• **Your goal**
Copy out all the records, word for word.

• **Data extract**
───

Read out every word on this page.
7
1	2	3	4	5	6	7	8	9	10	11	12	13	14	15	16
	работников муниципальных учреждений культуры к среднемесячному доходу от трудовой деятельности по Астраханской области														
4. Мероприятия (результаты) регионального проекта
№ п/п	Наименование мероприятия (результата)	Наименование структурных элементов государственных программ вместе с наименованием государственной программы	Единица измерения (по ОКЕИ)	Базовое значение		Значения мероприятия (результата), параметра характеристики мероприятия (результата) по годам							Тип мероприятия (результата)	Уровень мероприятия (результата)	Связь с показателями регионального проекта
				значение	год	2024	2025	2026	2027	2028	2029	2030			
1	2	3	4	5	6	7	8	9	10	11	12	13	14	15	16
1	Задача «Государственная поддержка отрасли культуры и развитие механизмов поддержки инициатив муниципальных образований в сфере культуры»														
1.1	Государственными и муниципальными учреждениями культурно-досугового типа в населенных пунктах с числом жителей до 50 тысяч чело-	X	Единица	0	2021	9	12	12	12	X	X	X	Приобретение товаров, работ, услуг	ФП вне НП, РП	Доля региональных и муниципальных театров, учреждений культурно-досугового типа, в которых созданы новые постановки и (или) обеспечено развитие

───

• **Exercise answer**
Read out every word on this page.
7
1	2	3	4	5	6	7	8	9	10	11	12	13	14	15	16
	работников муниципальных учреждений культуры к среднемесячному доходу от трудовой деятельности по Астраханской области														
4. Мероприятия (результаты) регионального проекта
№ п/п	Наименование мероприятия (результата)	Наименование структурных элементов государственных программ вместе с наименованием государственной программы	Единица измерения (по ОКЕИ)	Базовое значение		Значения мероприятия (результата), параметра характеристики мероприятия (результата) по годам							Тип мероприятия (результата)	Уровень мероприятия (результата)	Связь с показателями регионального проекта
				значение	год	2024	2025	2026	2027	2028	2029	2030			
1	2	3	4	5	6	7	8	9	10	11	12	13	14	15	16
1	Задача «Государственная поддержка отрасли культуры и развитие механизмов поддержки инициатив муниципальных образований в сфере культуры»														
1.1	Государственными и муниципальными учреждениями культурно-досугового типа в населенных пунктах с числом жителей до 50 тысяч чело-	X	Единица	0	2021	9	12	12	12	X	X	X	Приобретение товаров, работ, услуг	ФП вне НП, РП	Доля региональных и муниципальных театров, учреждений культурно-досугового типа, в которых созданы новые постановки и (или) обеспечено развитие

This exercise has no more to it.